Extract the lines that carry the string "this" from the listing.

__Source material__:
══════

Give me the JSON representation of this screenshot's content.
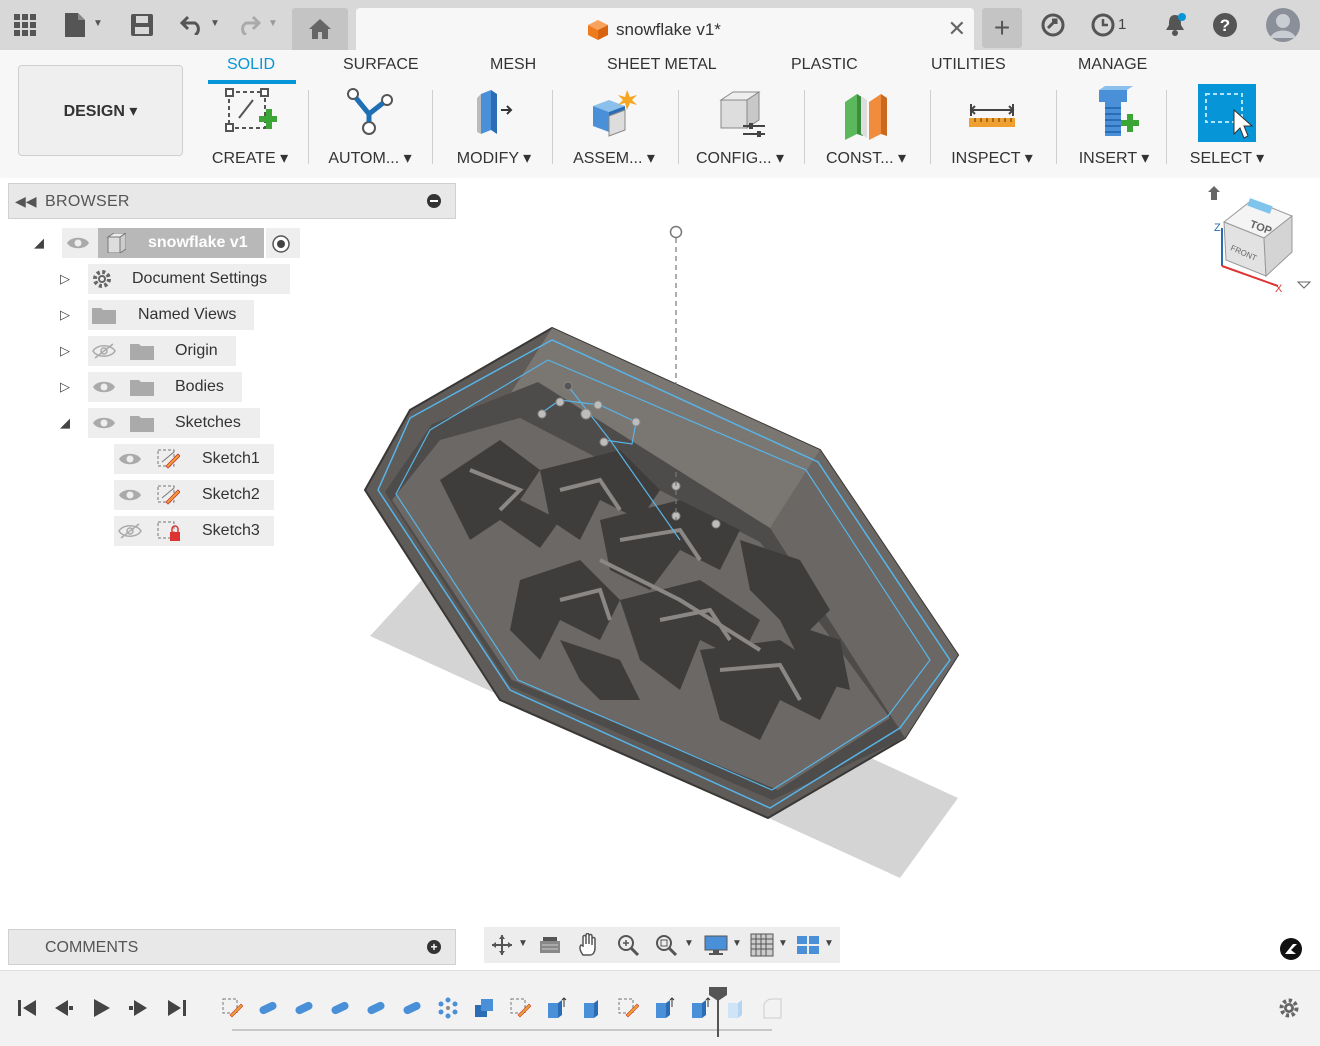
{
  "app": {
    "document_title": "snowflake v1*",
    "jobs_count": "1"
  },
  "ribbon": {
    "workspace_button": "DESIGN ▾",
    "tabs": [
      "SOLID",
      "SURFACE",
      "MESH",
      "SHEET METAL",
      "PLASTIC",
      "UTILITIES",
      "MANAGE"
    ],
    "active_tab": "SOLID",
    "groups": [
      "CREATE ▾",
      "AUTOM... ▾",
      "MODIFY ▾",
      "ASSEM... ▾",
      "CONFIG... ▾",
      "CONST... ▾",
      "INSPECT ▾",
      "INSERT ▾",
      "SELECT ▾"
    ]
  },
  "browser": {
    "title": "BROWSER",
    "root": "snowflake v1",
    "items": [
      "Document Settings",
      "Named Views",
      "Origin",
      "Bodies",
      "Sketches"
    ],
    "sketches": [
      "Sketch1",
      "Sketch2",
      "Sketch3"
    ]
  },
  "comments": {
    "title": "COMMENTS"
  },
  "viewcube": {
    "top": "TOP",
    "front": "FRONT",
    "axis_z": "Z",
    "axis_x": "X"
  },
  "icons": {
    "accent": "#0696d7",
    "body_color": "#6e6a66"
  }
}
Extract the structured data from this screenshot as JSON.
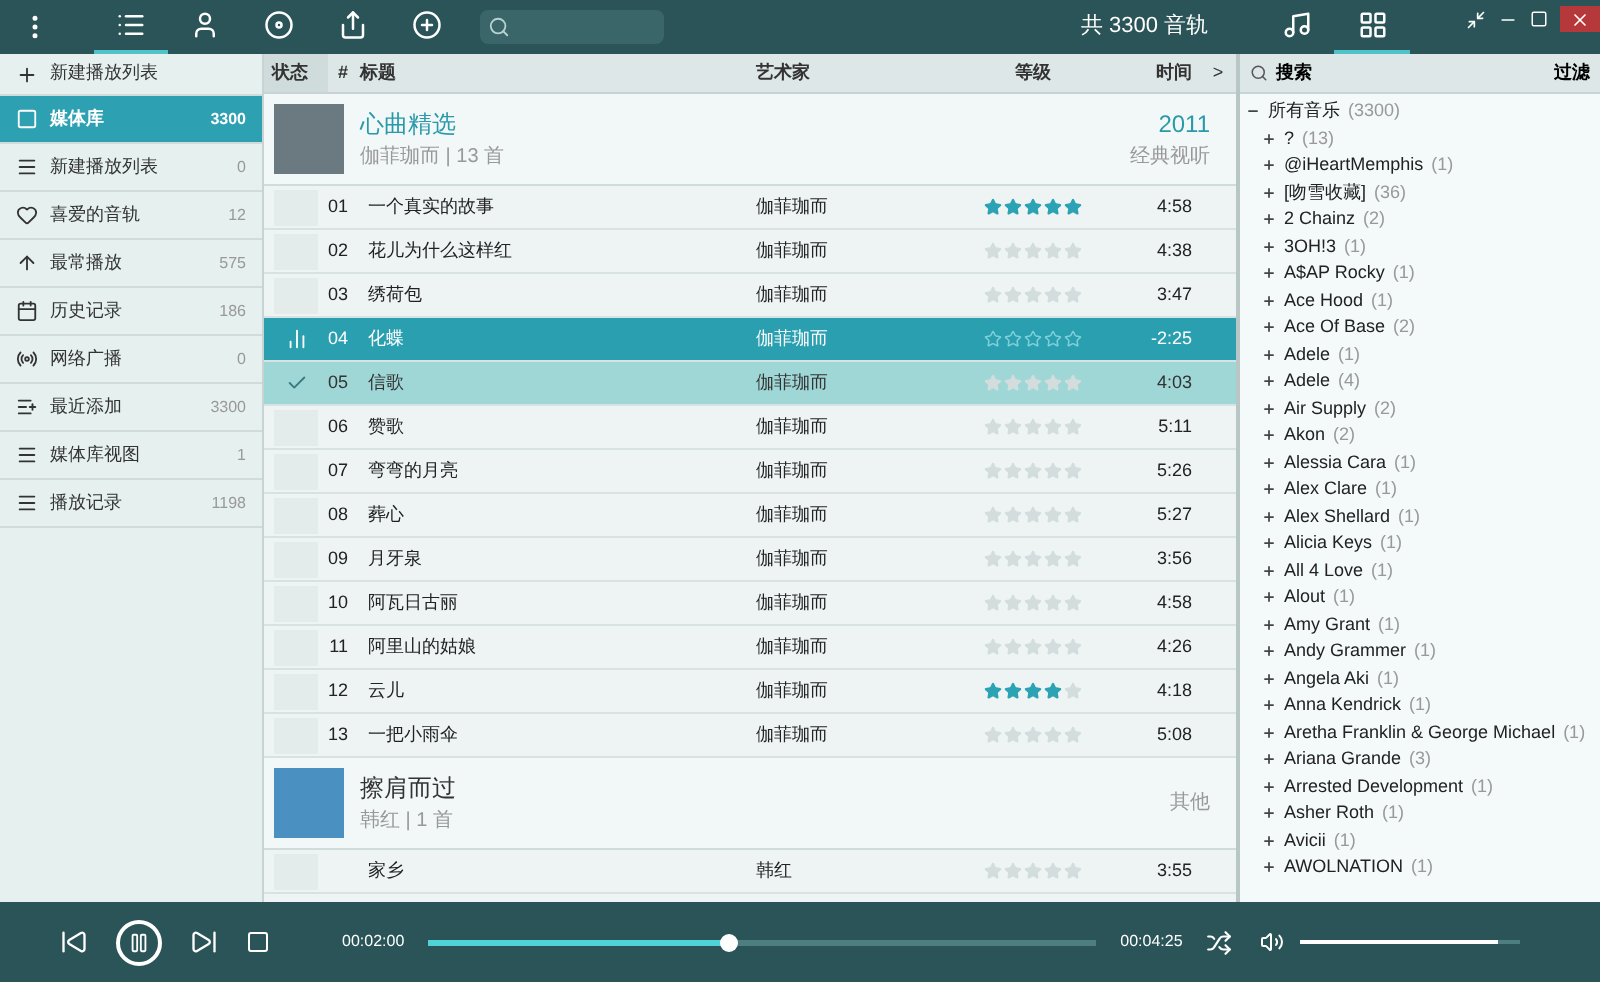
{
  "toolbar": {
    "tabs": [
      {
        "selected": true
      },
      {
        "selected": false
      },
      {
        "selected": false
      },
      {
        "selected": false
      },
      {
        "selected": false
      }
    ],
    "track_total": "共 3300 音轨",
    "view_tabs": [
      {
        "selected": false
      },
      {
        "selected": true
      }
    ]
  },
  "sidebar": [
    {
      "kind": "action",
      "label": "新建播放列表",
      "selected": false
    },
    {
      "kind": "item",
      "label": "媒体库",
      "count": "3300",
      "selected": true
    },
    {
      "kind": "item",
      "label": "新建播放列表",
      "count": "0",
      "selected": false
    },
    {
      "kind": "item",
      "label": "喜爱的音轨",
      "count": "12",
      "selected": false
    },
    {
      "kind": "item",
      "label": "最常播放",
      "count": "575",
      "selected": false
    },
    {
      "kind": "item",
      "label": "历史记录",
      "count": "186",
      "selected": false
    },
    {
      "kind": "item",
      "label": "网络广播",
      "count": "0",
      "selected": false
    },
    {
      "kind": "item",
      "label": "最近添加",
      "count": "3300",
      "selected": false
    },
    {
      "kind": "item",
      "label": "媒体库视图",
      "count": "1",
      "selected": false
    },
    {
      "kind": "item",
      "label": "播放记录",
      "count": "1198",
      "selected": false
    }
  ],
  "columns": [
    "状态",
    "#",
    "标题",
    "艺术家",
    "等级",
    "时间",
    ">"
  ],
  "albums": [
    {
      "title": "心曲精选",
      "subtitle": "伽菲珈而 | 13 首",
      "year": "2011",
      "genre": "经典视听",
      "tracks": [
        {
          "number": "01",
          "title": "一个真实的故事",
          "artist": "伽菲珈而",
          "stars": 5,
          "time": "4:58",
          "playing": false,
          "selected": false
        },
        {
          "number": "02",
          "title": "花儿为什么这样红",
          "artist": "伽菲珈而",
          "stars": 0,
          "time": "4:38",
          "playing": false,
          "selected": false
        },
        {
          "number": "03",
          "title": "绣荷包",
          "artist": "伽菲珈而",
          "stars": 0,
          "time": "3:47",
          "playing": false,
          "selected": false
        },
        {
          "number": "04",
          "title": "化蝶",
          "artist": "伽菲珈而",
          "stars": 0,
          "time": "-2:25",
          "playing": true,
          "selected": false
        },
        {
          "number": "05",
          "title": "信歌",
          "artist": "伽菲珈而",
          "stars": 0,
          "time": "4:03",
          "playing": false,
          "selected": true
        },
        {
          "number": "06",
          "title": "赞歌",
          "artist": "伽菲珈而",
          "stars": 0,
          "time": "5:11",
          "playing": false,
          "selected": false
        },
        {
          "number": "07",
          "title": "弯弯的月亮",
          "artist": "伽菲珈而",
          "stars": 0,
          "time": "5:26",
          "playing": false,
          "selected": false
        },
        {
          "number": "08",
          "title": "葬心",
          "artist": "伽菲珈而",
          "stars": 0,
          "time": "5:27",
          "playing": false,
          "selected": false
        },
        {
          "number": "09",
          "title": "月牙泉",
          "artist": "伽菲珈而",
          "stars": 0,
          "time": "3:56",
          "playing": false,
          "selected": false
        },
        {
          "number": "10",
          "title": "阿瓦日古丽",
          "artist": "伽菲珈而",
          "stars": 0,
          "time": "4:58",
          "playing": false,
          "selected": false
        },
        {
          "number": "11",
          "title": "阿里山的姑娘",
          "artist": "伽菲珈而",
          "stars": 0,
          "time": "4:26",
          "playing": false,
          "selected": false
        },
        {
          "number": "12",
          "title": "云儿",
          "artist": "伽菲珈而",
          "stars": 4,
          "time": "4:18",
          "playing": false,
          "selected": false
        },
        {
          "number": "13",
          "title": "一把小雨伞",
          "artist": "伽菲珈而",
          "stars": 0,
          "time": "5:08",
          "playing": false,
          "selected": false
        }
      ]
    },
    {
      "title": "擦肩而过",
      "subtitle": "韩红 | 1 首",
      "genre": "其他",
      "tracks": [
        {
          "title": "家乡",
          "artist": "韩红",
          "stars": 0,
          "time": "3:55",
          "playing": false,
          "selected": false
        }
      ]
    }
  ],
  "filter_panel": {
    "search_label": "搜索",
    "filter_label": "过滤",
    "tree": [
      {
        "label": "所有音乐",
        "count": "(3300)",
        "expanded": true,
        "children": [
          {
            "label": "?",
            "count": "(13)",
            "expanded": false
          },
          {
            "label": "@iHeartMemphis",
            "count": "(1)",
            "expanded": false
          },
          {
            "label": "[吻雪收藏]",
            "count": "(36)",
            "expanded": false
          },
          {
            "label": "2 Chainz",
            "count": "(2)",
            "expanded": false
          },
          {
            "label": "3OH!3",
            "count": "(1)",
            "expanded": false
          },
          {
            "label": "A$AP Rocky",
            "count": "(1)",
            "expanded": false
          },
          {
            "label": "Ace Hood",
            "count": "(1)",
            "expanded": false
          },
          {
            "label": "Ace Of Base",
            "count": "(2)",
            "expanded": false
          },
          {
            "label": "Adele",
            "count": "(1)",
            "expanded": false
          },
          {
            "label": "Adele",
            "count": "(4)",
            "expanded": false
          },
          {
            "label": "Air Supply",
            "count": "(2)",
            "expanded": false
          },
          {
            "label": "Akon",
            "count": "(2)",
            "expanded": false
          },
          {
            "label": "Alessia Cara",
            "count": "(1)",
            "expanded": false
          },
          {
            "label": "Alex Clare",
            "count": "(1)",
            "expanded": false
          },
          {
            "label": "Alex Shellard",
            "count": "(1)",
            "expanded": false
          },
          {
            "label": "Alicia Keys",
            "count": "(1)",
            "expanded": false
          },
          {
            "label": "All 4 Love",
            "count": "(1)",
            "expanded": false
          },
          {
            "label": "Alout",
            "count": "(1)",
            "expanded": false
          },
          {
            "label": "Amy Grant",
            "count": "(1)",
            "expanded": false
          },
          {
            "label": "Andy Grammer",
            "count": "(1)",
            "expanded": false
          },
          {
            "label": "Angela Aki",
            "count": "(1)",
            "expanded": false
          },
          {
            "label": "Anna Kendrick",
            "count": "(1)",
            "expanded": false
          },
          {
            "label": "Aretha Franklin & George Michael",
            "count": "(1)",
            "expanded": false
          },
          {
            "label": "Ariana Grande",
            "count": "(3)",
            "expanded": false
          },
          {
            "label": "Arrested Development",
            "count": "(1)",
            "expanded": false
          },
          {
            "label": "Asher Roth",
            "count": "(1)",
            "expanded": false
          },
          {
            "label": "Avicii",
            "count": "(1)",
            "expanded": false
          },
          {
            "label": "AWOLNATION",
            "count": "(1)",
            "expanded": false
          }
        ]
      }
    ]
  },
  "player": {
    "elapsed": "00:02:00",
    "total": "00:04:25",
    "progress": {
      "level": 0.45
    },
    "volume": {
      "level": 0.9
    },
    "playing": true
  }
}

══════

__Expected answer__:
Give me the JSON representation of this screenshot's content.
Extract the structured data from this screenshot as JSON.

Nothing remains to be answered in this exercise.